Problem statement: Find the number of lines containing the string "рамках" in the data. Answer with the number by itself.

Records provided:

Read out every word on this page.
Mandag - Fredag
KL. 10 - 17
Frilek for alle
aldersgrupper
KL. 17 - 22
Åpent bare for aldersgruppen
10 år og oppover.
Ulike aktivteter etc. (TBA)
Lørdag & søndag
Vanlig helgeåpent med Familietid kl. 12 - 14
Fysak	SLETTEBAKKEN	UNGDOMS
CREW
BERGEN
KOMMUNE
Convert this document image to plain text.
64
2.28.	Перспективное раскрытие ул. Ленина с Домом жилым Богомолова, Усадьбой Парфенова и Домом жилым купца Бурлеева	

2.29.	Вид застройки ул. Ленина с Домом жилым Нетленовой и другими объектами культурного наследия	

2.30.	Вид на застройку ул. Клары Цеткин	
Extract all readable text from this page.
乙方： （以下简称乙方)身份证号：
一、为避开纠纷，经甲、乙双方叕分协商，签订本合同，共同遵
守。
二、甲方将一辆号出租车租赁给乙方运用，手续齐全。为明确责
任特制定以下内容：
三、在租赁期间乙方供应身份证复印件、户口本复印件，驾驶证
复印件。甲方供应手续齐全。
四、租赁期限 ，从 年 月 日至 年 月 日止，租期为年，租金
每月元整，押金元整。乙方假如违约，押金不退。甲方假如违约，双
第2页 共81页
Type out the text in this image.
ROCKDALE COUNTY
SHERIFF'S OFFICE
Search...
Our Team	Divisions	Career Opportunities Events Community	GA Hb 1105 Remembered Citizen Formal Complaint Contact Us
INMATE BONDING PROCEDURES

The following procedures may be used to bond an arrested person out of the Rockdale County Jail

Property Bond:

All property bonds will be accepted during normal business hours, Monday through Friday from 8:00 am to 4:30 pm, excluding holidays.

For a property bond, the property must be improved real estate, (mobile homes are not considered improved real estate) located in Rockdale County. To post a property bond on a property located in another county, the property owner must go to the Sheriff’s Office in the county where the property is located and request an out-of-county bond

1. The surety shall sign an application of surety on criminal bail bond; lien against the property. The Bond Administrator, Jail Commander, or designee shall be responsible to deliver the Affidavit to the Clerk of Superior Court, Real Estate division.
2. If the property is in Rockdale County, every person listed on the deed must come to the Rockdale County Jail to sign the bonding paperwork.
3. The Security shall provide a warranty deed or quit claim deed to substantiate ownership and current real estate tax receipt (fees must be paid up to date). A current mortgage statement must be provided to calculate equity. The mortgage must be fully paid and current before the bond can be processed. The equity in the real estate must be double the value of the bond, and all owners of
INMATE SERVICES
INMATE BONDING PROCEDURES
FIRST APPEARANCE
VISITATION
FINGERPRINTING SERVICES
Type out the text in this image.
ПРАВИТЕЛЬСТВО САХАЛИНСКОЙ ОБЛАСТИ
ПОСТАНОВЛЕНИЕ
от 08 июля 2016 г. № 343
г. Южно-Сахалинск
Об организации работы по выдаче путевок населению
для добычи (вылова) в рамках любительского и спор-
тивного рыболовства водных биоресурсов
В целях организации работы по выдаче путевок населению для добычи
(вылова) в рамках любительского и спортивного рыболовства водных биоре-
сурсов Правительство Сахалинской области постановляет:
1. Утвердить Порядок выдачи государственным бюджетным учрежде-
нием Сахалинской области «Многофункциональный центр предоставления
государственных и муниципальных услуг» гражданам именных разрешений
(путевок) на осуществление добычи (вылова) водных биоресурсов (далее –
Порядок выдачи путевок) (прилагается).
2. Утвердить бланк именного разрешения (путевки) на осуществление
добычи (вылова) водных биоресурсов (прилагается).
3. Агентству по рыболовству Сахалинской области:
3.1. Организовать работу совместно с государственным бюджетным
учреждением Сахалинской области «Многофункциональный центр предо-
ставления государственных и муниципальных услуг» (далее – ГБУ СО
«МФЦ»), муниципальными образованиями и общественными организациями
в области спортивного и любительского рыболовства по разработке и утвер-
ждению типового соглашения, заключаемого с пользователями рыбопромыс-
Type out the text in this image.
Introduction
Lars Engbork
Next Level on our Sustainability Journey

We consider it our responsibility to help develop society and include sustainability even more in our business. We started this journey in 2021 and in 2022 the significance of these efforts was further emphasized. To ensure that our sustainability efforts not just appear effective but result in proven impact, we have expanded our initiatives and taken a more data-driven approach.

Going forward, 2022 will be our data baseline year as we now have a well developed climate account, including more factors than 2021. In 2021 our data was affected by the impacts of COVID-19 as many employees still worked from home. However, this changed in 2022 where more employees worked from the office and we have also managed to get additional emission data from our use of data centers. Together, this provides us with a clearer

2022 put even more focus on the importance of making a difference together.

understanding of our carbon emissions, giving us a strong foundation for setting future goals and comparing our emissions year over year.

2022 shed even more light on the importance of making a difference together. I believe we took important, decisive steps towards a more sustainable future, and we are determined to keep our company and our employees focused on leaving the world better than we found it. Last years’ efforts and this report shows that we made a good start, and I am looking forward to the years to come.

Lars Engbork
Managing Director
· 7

Full answer: 2